STATED PROBLEM ::
Copy all the entries below exactly, but not the pictures.

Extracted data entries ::
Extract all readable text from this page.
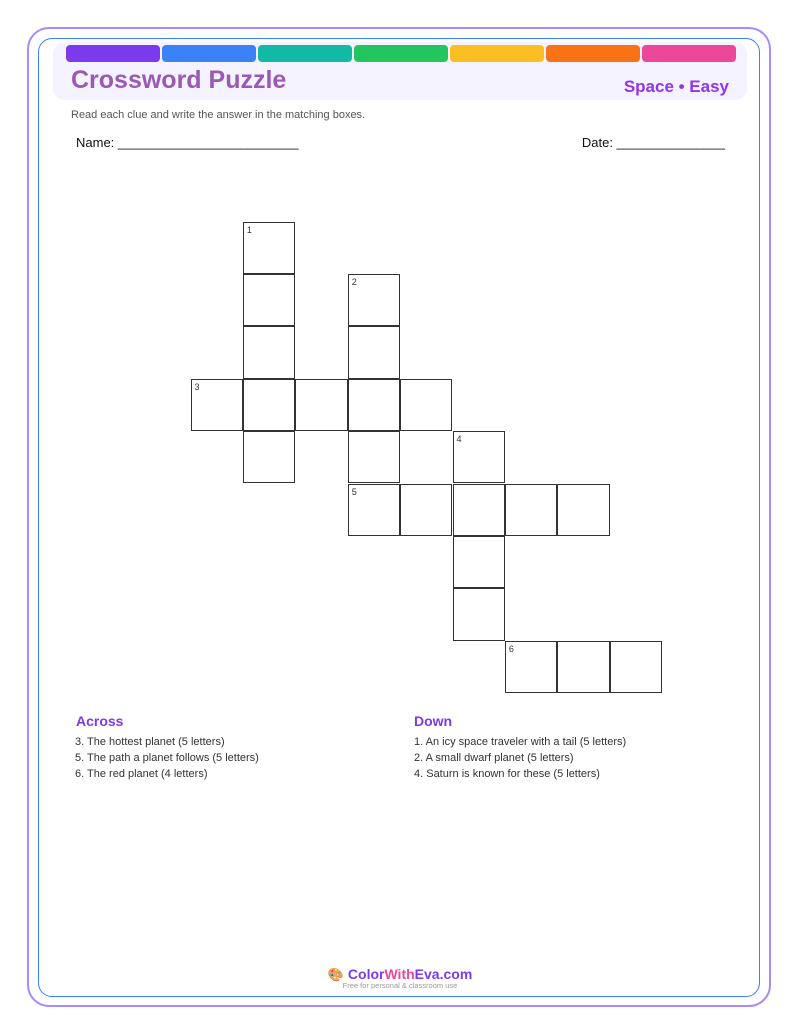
Crossword Puzzle	Space • Easy
Read each clue and write the answer in the matching boxes.
Name: _________________________	Date: _______________
1
2
3
4
5
6
Across
3. The hottest planet (5 letters)
5. The path a planet follows (5 letters)
6. The red planet (4 letters)
Down
1. An icy space traveler with a tail (5 letters)
2. A small dwarf planet (5 letters)
4. Saturn is known for these (5 letters)
🎨 ColorWithEva.com
Free for personal & classroom use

FULL OUTPUT ::
Extract all readable text from this page.
Crossword Puzzle	Space • Easy
Read each clue and write the answer in the matching boxes.
Name: _________________________	Date: _______________
1
2
3
4
5
6
Across
3. The hottest planet (5 letters)
5. The path a planet follows (5 letters)
6. The red planet (4 letters)
Down
1. An icy space traveler with a tail (5 letters)
2. A small dwarf planet (5 letters)
4. Saturn is known for these (5 letters)
🎨 ColorWithEva.com
Free for personal & classroom use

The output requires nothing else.